Sift the listing for lines that hold the string "title" and pull them out.

**RECORD EXTRACTS**
☆ ☆ ☆ ☆ ☆ ☆ ☆

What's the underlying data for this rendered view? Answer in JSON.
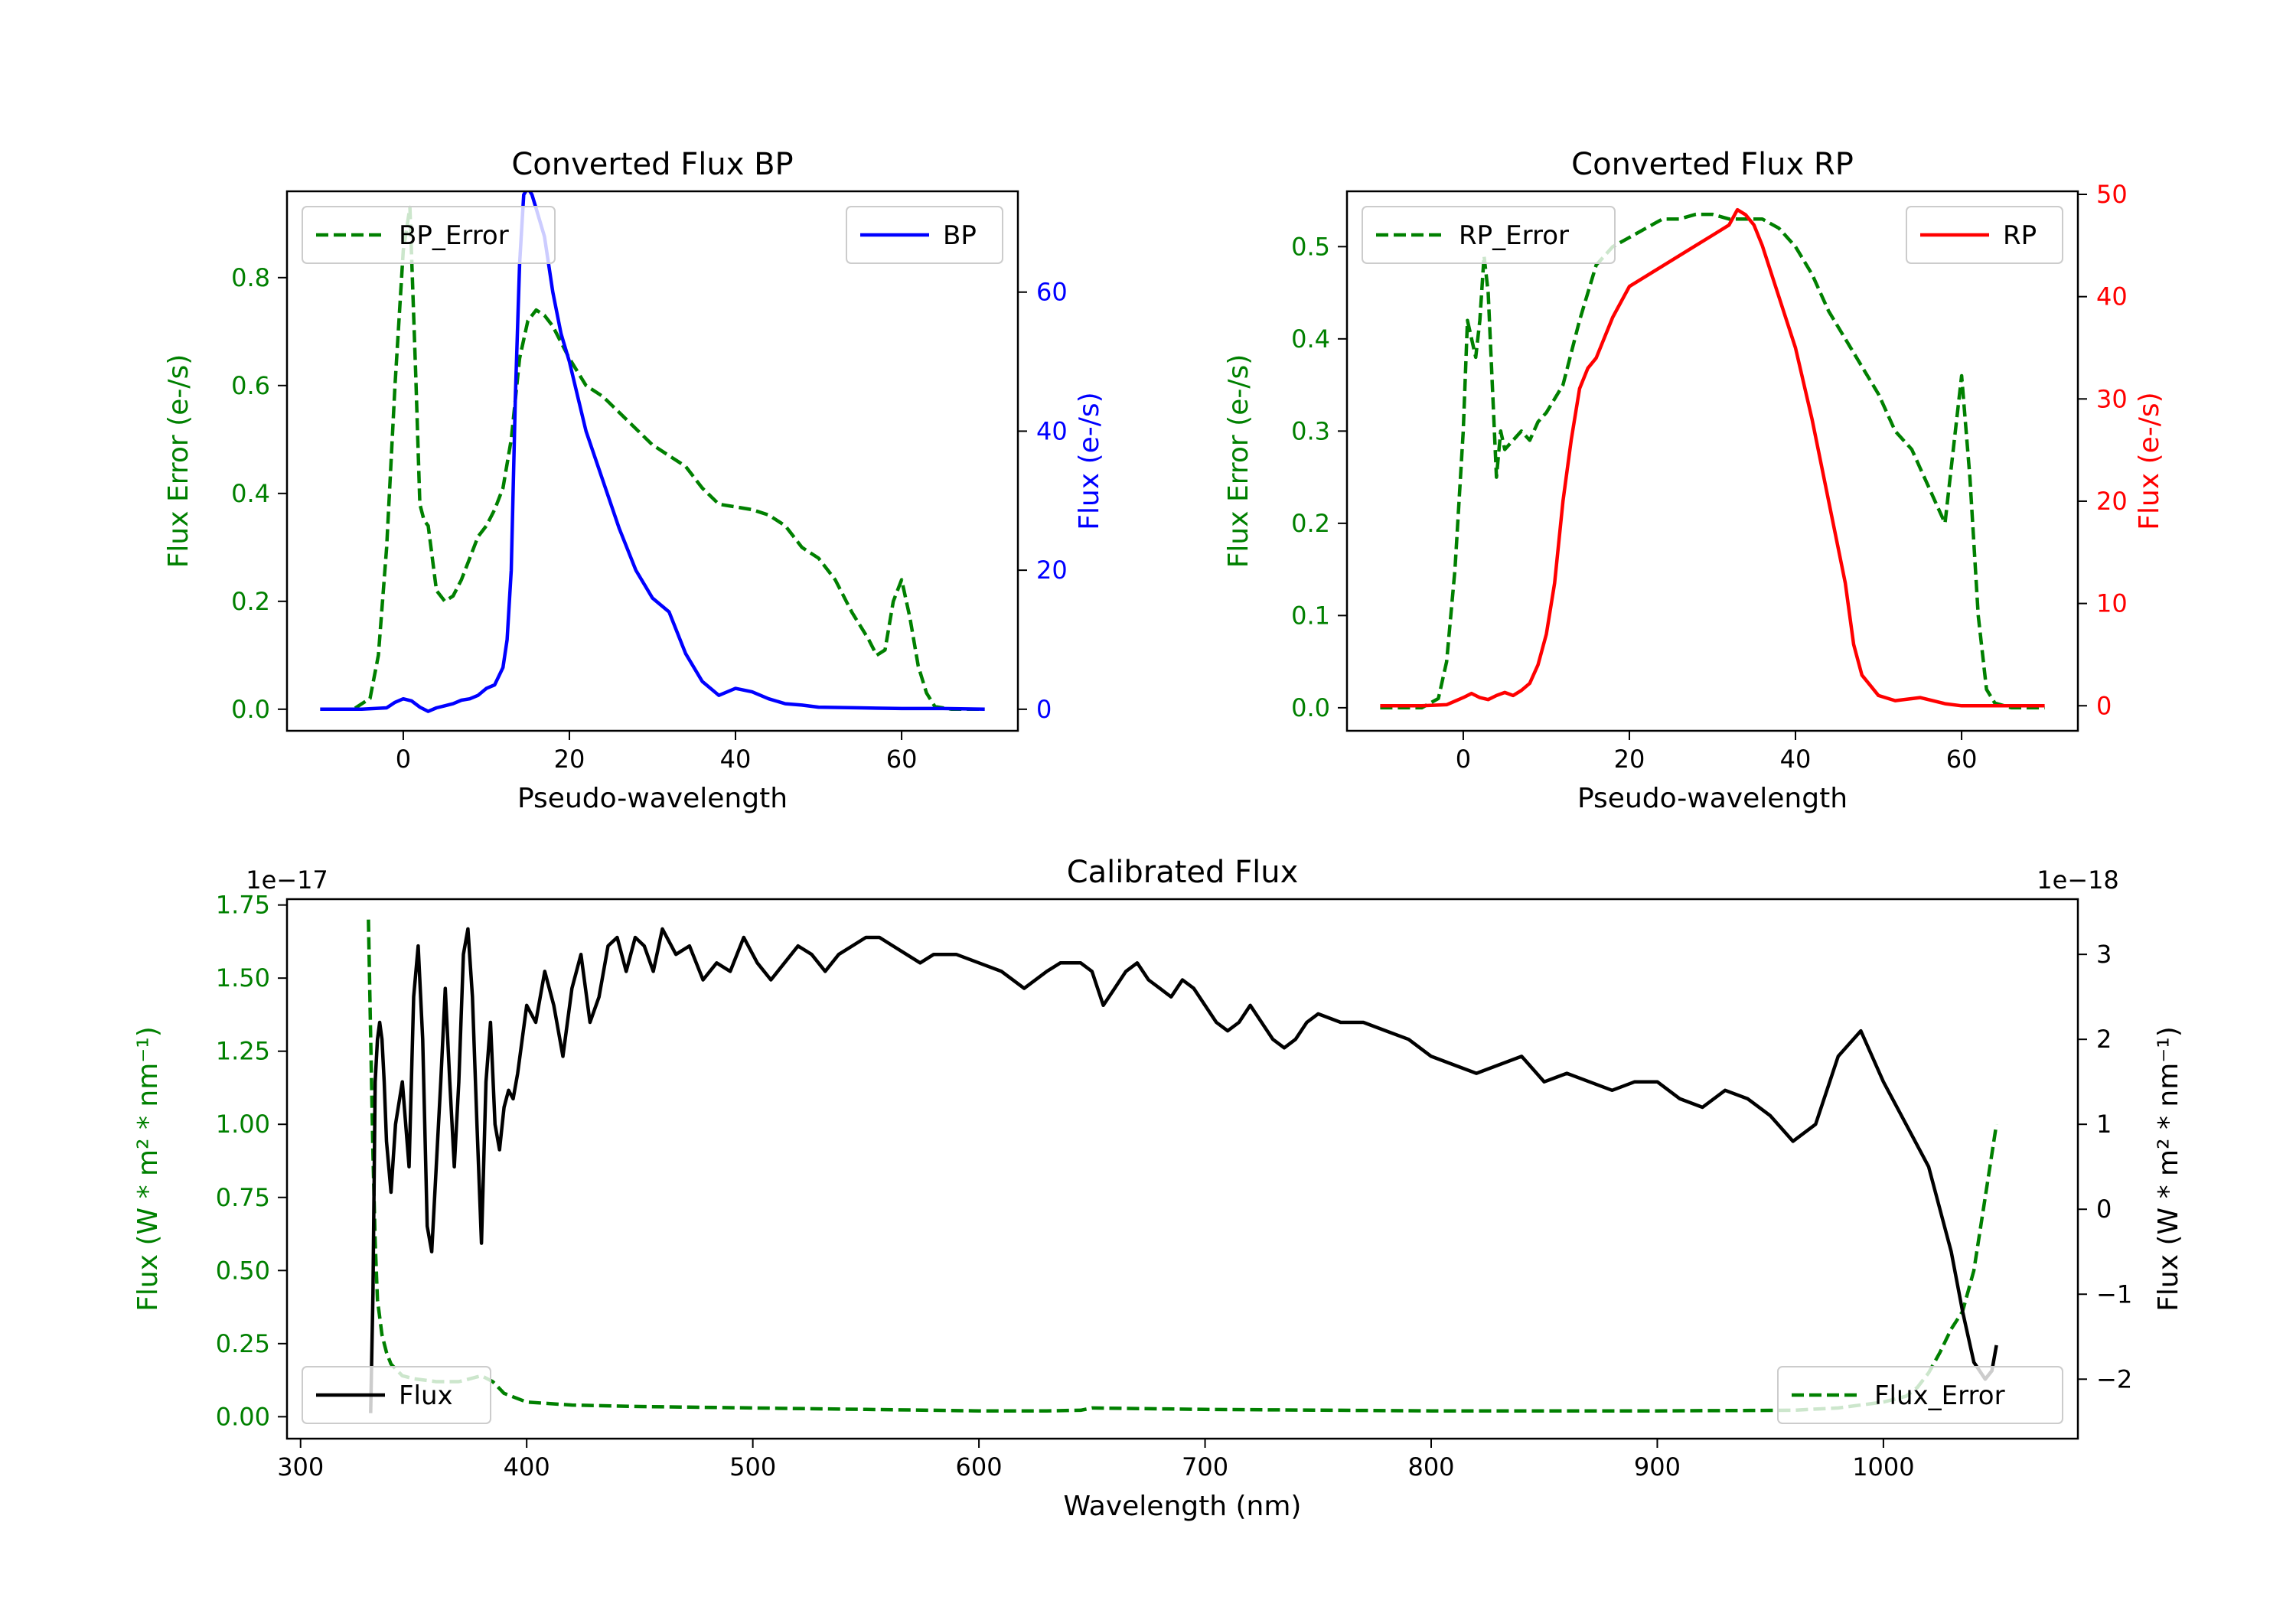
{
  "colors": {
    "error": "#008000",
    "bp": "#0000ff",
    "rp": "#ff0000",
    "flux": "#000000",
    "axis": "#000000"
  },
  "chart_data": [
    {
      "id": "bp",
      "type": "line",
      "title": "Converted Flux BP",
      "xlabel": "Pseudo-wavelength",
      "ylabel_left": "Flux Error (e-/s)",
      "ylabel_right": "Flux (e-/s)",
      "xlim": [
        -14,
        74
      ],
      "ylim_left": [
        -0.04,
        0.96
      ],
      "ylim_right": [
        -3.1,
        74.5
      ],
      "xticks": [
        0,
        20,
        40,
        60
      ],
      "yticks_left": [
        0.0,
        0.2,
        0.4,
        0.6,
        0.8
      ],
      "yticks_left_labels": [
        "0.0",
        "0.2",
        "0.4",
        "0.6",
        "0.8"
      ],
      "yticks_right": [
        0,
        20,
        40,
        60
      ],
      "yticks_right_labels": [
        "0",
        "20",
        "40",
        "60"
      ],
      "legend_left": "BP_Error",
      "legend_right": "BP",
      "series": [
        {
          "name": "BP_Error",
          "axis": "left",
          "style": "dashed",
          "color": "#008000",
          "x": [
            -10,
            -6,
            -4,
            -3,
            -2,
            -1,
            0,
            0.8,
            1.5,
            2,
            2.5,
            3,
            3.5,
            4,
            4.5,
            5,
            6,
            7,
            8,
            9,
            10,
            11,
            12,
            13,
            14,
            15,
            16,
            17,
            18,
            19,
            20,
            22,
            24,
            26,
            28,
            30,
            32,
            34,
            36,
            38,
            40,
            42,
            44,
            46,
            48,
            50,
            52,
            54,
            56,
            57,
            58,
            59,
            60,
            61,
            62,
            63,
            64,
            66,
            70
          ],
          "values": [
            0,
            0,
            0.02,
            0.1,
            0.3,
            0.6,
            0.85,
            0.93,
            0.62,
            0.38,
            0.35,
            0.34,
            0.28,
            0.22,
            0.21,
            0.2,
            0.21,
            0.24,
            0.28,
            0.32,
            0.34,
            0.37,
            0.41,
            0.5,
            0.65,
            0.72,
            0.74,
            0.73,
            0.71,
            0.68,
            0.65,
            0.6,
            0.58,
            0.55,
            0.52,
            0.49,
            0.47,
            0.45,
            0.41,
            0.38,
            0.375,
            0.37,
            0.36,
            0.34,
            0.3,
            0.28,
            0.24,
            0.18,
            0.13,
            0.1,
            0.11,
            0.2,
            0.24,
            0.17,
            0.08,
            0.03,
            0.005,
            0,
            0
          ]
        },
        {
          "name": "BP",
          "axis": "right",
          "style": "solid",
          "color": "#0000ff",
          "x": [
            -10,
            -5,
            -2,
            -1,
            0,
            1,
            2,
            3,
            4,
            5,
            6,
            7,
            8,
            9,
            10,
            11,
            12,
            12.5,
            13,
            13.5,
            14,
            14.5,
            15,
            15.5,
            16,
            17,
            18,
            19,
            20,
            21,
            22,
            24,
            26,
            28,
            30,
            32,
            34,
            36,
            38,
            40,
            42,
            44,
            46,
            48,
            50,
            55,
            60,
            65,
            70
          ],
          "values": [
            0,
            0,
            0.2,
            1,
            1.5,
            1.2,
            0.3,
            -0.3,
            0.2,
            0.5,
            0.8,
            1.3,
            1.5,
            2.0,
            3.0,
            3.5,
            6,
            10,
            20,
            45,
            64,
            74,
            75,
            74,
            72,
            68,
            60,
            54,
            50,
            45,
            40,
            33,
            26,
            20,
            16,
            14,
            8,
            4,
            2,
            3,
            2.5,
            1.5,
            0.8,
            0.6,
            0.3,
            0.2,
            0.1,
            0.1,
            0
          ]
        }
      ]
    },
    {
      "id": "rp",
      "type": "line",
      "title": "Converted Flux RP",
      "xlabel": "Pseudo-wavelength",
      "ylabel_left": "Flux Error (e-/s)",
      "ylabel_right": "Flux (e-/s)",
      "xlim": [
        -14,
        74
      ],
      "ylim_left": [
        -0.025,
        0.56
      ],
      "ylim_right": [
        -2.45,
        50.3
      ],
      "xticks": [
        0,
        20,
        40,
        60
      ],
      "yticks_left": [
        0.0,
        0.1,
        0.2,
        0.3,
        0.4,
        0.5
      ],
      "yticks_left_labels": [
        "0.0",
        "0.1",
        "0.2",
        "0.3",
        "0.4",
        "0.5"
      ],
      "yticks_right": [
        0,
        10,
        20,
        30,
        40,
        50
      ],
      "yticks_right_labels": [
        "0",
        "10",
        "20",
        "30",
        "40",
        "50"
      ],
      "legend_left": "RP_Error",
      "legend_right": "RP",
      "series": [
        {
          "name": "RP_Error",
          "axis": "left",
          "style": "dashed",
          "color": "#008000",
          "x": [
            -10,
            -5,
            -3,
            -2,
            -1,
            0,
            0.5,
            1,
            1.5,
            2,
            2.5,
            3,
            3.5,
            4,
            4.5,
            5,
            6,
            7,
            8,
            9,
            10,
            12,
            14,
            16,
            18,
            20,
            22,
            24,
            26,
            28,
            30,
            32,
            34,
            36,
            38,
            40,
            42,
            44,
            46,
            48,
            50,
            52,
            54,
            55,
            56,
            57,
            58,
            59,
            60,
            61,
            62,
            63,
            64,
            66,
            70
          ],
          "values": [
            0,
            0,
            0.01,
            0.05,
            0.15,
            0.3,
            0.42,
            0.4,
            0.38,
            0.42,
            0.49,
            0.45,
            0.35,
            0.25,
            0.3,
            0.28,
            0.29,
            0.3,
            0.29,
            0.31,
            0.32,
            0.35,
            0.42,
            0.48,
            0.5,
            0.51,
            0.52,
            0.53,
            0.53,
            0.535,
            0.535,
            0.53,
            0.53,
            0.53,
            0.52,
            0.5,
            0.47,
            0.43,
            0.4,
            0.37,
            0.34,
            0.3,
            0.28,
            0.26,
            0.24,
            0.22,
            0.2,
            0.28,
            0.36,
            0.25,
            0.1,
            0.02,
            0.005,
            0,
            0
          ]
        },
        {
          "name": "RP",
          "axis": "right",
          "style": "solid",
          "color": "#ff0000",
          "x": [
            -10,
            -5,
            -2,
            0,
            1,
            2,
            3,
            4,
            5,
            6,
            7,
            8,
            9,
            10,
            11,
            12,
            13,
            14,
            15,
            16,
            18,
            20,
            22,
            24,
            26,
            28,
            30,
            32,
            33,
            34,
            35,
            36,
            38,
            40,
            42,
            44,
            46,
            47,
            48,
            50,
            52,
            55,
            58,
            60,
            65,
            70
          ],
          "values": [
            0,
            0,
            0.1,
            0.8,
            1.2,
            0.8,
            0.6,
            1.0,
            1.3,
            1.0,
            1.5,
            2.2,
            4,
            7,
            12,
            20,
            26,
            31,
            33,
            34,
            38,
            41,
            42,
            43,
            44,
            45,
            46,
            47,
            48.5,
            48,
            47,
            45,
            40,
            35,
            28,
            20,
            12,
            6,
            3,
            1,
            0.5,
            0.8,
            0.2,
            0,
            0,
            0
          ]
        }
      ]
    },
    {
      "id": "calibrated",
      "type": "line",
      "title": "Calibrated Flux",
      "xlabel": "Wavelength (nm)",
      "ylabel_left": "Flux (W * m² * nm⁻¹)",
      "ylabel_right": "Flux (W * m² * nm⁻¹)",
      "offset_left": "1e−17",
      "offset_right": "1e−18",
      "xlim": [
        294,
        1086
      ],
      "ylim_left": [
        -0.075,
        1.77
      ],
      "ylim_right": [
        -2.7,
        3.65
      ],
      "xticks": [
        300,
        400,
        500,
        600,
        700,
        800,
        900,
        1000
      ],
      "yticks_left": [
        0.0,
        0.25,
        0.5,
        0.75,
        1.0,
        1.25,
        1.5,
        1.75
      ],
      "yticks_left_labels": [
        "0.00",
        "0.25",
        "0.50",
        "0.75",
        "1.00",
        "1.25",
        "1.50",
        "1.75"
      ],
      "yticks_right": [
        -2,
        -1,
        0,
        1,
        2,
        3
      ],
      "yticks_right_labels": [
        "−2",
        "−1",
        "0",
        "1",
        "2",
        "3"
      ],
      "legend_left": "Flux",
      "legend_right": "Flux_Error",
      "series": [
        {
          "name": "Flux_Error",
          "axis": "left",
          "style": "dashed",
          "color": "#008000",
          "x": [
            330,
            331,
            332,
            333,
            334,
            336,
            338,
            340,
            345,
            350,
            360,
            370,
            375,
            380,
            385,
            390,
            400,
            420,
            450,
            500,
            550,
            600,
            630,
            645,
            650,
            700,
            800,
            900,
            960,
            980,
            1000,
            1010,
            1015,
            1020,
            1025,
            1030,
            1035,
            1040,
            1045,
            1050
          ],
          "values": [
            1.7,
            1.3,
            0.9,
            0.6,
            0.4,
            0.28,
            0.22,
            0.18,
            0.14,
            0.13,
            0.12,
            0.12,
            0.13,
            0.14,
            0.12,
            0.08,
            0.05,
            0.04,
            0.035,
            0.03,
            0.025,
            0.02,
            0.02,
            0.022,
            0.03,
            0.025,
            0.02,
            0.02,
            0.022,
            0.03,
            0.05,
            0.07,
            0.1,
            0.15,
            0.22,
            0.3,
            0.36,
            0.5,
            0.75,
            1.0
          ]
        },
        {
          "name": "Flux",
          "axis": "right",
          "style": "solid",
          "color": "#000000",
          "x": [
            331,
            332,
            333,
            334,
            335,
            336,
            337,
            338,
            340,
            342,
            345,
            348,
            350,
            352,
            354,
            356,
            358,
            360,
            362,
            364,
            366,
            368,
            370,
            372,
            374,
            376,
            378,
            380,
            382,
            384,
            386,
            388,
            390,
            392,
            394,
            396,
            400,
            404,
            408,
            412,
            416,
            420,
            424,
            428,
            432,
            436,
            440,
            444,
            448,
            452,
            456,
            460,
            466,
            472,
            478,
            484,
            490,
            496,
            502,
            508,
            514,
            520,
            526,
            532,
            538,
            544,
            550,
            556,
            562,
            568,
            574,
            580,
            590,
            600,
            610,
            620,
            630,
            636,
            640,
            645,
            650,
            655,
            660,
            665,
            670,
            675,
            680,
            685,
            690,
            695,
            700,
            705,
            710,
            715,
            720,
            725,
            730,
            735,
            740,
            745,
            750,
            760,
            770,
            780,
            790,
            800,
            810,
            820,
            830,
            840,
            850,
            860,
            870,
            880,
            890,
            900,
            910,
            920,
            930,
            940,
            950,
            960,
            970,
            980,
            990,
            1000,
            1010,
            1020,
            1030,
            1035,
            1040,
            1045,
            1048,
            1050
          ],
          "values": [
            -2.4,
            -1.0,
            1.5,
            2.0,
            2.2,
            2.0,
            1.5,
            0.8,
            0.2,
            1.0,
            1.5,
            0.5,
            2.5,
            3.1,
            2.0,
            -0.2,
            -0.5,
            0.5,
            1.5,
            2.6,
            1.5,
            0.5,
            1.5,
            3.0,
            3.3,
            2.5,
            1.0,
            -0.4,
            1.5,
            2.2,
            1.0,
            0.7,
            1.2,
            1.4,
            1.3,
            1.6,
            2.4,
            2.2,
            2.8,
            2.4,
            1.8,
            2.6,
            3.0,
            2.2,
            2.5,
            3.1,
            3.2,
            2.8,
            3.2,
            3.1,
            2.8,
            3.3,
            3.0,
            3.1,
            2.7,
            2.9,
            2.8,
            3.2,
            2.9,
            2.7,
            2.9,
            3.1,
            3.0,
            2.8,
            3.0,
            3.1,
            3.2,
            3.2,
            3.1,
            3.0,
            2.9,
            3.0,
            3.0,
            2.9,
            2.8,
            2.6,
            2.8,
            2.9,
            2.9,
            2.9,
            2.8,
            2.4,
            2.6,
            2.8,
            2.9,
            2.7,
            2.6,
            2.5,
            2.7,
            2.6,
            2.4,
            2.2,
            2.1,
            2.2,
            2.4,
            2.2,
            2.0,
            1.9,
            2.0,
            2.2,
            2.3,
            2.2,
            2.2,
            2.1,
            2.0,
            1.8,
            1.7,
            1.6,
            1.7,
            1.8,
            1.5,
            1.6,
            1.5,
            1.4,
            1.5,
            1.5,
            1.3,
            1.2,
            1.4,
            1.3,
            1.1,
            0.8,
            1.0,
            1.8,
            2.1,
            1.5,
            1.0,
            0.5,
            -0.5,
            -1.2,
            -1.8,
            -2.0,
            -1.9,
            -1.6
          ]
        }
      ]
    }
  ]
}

☆ ☆ ☆ ☆ ☆ ☆ ☆

**RESULT FOR THIS EXERCISE**
      "title": "Converted Flux BP",
      "title": "Converted Flux RP",
      "title": "Calibrated Flux",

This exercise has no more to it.